THE PROBLEM: Scan the listing below for "Elements", then report every line that has it.

WORKING DATA:

§ §

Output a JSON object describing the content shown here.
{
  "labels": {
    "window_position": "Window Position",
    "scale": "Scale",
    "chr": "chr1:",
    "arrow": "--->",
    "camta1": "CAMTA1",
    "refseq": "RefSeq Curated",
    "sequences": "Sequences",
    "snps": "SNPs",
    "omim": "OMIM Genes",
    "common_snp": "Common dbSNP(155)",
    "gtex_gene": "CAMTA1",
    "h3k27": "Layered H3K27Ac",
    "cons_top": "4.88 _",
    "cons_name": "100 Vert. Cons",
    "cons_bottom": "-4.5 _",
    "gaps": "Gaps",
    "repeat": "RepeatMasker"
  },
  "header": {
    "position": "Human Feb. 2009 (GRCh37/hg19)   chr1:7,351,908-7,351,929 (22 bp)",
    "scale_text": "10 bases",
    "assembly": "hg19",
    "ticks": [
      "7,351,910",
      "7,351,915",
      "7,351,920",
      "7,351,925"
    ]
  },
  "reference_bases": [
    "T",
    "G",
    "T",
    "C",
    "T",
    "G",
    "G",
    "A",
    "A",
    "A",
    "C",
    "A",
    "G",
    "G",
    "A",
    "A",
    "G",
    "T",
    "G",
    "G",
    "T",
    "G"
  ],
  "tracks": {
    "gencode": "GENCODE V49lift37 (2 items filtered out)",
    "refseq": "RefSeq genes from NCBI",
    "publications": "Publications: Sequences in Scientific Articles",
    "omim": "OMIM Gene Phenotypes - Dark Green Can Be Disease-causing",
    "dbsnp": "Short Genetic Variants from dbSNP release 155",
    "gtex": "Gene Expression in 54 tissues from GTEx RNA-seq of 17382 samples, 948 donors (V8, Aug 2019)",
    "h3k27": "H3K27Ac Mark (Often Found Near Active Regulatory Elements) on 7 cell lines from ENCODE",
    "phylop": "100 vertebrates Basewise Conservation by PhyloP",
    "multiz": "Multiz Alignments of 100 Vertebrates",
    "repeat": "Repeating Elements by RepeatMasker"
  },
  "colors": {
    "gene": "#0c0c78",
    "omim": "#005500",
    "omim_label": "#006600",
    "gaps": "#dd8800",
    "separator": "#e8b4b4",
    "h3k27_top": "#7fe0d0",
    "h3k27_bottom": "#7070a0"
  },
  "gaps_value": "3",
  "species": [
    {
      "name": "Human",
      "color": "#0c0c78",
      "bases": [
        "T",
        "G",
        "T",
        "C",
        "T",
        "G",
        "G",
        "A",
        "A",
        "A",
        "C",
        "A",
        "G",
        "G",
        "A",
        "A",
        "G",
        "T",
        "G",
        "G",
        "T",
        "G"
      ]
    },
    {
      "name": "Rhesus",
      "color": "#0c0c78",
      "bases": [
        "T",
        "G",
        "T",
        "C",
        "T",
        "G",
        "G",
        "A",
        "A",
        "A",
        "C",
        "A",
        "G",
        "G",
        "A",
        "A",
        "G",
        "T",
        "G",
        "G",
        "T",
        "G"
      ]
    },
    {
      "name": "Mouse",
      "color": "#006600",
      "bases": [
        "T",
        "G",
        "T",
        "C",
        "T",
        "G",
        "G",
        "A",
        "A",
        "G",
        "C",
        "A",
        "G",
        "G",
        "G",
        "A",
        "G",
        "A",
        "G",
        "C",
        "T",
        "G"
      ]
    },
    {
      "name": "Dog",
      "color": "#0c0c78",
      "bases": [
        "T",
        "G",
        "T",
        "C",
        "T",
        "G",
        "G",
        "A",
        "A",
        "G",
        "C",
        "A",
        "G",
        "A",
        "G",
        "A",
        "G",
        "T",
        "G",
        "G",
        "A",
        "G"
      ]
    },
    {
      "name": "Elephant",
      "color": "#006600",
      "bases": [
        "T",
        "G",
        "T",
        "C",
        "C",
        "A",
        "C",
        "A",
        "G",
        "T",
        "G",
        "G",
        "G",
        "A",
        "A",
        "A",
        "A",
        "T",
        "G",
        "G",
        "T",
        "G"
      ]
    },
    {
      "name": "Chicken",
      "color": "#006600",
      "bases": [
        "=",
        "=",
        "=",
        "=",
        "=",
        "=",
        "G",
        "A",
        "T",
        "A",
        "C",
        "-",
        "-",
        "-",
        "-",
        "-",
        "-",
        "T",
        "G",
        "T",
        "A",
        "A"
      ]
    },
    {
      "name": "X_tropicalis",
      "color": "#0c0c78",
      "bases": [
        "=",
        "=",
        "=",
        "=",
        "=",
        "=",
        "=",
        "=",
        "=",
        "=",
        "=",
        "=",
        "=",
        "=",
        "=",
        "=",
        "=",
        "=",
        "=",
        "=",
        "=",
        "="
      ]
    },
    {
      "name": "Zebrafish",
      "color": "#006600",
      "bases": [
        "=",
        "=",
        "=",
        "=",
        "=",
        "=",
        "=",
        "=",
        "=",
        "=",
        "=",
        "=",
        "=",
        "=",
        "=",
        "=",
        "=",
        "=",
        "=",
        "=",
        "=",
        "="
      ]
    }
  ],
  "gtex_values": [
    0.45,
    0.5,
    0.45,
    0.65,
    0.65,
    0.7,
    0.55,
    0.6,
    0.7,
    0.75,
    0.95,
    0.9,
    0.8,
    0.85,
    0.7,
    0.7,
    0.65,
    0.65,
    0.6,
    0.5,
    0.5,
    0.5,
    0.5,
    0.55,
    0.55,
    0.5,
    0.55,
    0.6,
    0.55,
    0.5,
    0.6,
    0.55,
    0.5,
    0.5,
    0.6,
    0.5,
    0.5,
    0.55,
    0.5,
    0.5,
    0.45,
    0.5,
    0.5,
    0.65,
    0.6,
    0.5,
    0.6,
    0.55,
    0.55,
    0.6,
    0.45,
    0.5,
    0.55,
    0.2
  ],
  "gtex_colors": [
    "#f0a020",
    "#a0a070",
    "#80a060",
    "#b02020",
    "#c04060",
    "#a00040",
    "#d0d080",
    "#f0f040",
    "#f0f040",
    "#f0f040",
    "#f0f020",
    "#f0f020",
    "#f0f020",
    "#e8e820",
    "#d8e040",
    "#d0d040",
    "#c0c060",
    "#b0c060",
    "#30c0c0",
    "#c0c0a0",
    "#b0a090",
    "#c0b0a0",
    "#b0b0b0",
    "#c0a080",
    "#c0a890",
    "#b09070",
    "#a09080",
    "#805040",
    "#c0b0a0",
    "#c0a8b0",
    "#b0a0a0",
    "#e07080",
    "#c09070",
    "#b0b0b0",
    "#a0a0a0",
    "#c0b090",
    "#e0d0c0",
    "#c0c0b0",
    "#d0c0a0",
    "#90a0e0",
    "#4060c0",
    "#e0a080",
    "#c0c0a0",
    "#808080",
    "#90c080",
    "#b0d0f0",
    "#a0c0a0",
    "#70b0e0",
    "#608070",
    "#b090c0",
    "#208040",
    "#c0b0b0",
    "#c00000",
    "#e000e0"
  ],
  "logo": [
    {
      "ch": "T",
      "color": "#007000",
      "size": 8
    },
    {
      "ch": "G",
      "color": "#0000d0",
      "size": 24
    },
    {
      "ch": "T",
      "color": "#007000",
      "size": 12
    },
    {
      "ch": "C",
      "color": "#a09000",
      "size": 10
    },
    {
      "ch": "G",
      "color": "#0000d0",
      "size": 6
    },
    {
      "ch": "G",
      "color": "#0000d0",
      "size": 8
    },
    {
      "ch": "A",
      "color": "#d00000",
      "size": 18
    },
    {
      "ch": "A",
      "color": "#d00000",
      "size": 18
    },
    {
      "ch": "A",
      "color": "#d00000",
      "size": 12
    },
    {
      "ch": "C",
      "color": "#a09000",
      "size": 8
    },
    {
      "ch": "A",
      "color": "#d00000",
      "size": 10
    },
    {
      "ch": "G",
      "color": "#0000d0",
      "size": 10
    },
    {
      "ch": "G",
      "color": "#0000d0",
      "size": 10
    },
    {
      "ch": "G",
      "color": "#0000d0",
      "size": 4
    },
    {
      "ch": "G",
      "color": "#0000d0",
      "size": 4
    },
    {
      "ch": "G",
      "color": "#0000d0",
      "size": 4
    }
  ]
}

§ §

SOLUTION FOR THIS PROBLEM:
    "h3k27": "H3K27Ac Mark (Often Found Near Active Regulatory Elements) on 7 cell lines from ENCODE",
    "repeat": "Repeating Elements by RepeatMasker"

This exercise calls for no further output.